Task to complete:
Track down each line that has the word "文史不分家" and copy it.

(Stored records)
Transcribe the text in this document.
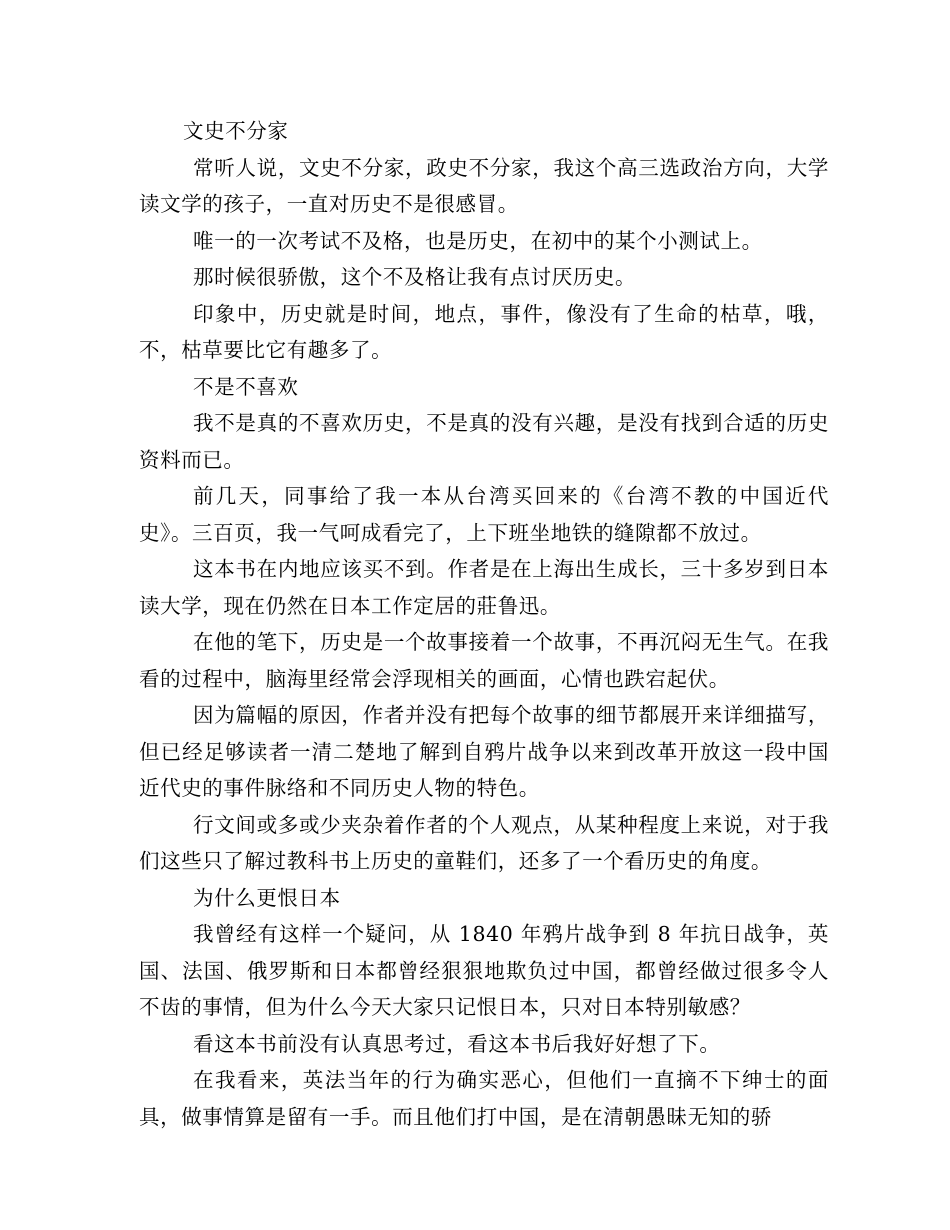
文史不分家

常听人说，文史不分家，政史不分家，我这个高三选政治方向，大学读文学的孩子，一直对历史不是很感冒。

唯一的一次考试不及格，也是历史，在初中的某个小测试上。

那时候很骄傲，这个不及格让我有点讨厌历史。

印象中，历史就是时间，地点，事件，像没有了生命的枯草，哦，不，枯草要比它有趣多了。

不是不喜欢

我不是真的不喜欢历史，不是真的没有兴趣，是没有找到合适的历史资料而已。

前几天，同事给了我一本从台湾买回来的《台湾不教的中国近代史》。三百页，我一气呵成看完了，上下班坐地铁的缝隙都不放过。

这本书在内地应该买不到。作者是在上海出生成长，三十多岁到日本读大学，现在仍然在日本工作定居的莊鲁迅。

在他的笔下，历史是一个故事接着一个故事，不再沉闷无生气。在我看的过程中，脑海里经常会浮现相关的画面，心情也跌宕起伏。

因为篇幅的原因，作者并没有把每个故事的细节都展开来详细描写，但已经足够读者一清二楚地了解到自鸦片战争以来到改革开放这一段中国近代史的事件脉络和不同历史人物的特色。

行文间或多或少夹杂着作者的个人观点，从某种程度上来说，对于我们这些只了解过教科书上历史的童鞋们，还多了一个看历史的角度。

为什么更恨日本

我曾经有这样一个疑问，从 1840 年鸦片战争到 8 年抗日战争，英国、法国、俄罗斯和日本都曾经狠狠地欺负过中国，都曾经做过很多令人不齿的事情，但为什么今天大家只记恨日本，只对日本特别敏感？

看这本书前没有认真思考过，看这本书后我好好想了下。

在我看来，英法当年的行为确实恶心，但他们一直摘不下绅士的面具，做事情算是留有一手。而且他们打中国，是在清朝愚昧无知的骄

Solution:
文史不分家
常听人说，文史不分家，政史不分家，我这个高三选政治方向，大学读文学的孩子，一直对历史不是很感冒。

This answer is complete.